* Begin *

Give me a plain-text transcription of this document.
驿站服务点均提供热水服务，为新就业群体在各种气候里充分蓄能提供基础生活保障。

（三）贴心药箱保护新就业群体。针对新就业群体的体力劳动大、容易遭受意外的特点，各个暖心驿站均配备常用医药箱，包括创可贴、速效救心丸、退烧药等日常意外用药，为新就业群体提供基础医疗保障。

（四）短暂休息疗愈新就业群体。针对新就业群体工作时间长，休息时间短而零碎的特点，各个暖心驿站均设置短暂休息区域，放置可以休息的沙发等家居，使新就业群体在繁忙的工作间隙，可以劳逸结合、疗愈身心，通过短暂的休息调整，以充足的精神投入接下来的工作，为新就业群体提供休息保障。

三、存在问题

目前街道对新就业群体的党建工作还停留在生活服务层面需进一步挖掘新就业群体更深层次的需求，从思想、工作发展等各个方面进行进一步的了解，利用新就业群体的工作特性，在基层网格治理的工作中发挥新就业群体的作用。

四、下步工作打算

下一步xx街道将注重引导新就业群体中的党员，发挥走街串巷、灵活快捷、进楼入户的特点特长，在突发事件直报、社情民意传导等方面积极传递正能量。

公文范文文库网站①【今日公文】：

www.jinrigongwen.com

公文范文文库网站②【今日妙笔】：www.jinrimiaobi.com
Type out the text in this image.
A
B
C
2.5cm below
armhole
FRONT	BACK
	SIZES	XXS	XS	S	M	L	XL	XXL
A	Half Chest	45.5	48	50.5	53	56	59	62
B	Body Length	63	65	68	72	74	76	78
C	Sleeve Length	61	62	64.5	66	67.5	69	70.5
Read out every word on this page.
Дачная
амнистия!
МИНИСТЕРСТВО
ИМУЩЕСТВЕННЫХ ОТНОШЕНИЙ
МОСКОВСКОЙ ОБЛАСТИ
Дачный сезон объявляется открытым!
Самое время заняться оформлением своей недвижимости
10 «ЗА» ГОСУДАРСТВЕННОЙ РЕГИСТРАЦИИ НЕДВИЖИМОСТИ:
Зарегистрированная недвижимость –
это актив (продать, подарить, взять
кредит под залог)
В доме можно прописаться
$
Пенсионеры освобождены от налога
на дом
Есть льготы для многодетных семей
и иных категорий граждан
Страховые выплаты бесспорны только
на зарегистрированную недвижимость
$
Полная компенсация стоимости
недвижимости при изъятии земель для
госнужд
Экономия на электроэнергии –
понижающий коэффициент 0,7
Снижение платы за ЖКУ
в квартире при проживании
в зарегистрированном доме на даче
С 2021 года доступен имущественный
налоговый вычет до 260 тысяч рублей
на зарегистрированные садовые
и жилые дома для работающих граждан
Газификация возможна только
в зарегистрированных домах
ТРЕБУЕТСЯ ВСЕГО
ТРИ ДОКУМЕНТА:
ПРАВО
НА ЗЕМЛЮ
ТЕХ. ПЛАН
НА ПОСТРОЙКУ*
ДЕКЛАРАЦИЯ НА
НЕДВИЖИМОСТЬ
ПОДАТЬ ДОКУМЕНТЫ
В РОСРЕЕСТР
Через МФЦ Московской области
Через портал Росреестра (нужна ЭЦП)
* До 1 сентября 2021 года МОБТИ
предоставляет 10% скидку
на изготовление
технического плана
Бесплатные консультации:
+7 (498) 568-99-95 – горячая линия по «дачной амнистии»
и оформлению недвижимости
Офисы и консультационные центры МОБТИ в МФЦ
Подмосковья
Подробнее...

* End *

WORK TO COMPLETE: Take every line from the data above that holds "МОБТИ" and copy it out.

EXERCISE ANSWER:
* До 1 сентября 2021 года МОБТИ
Офисы и консультационные центры МОБТИ в МФЦ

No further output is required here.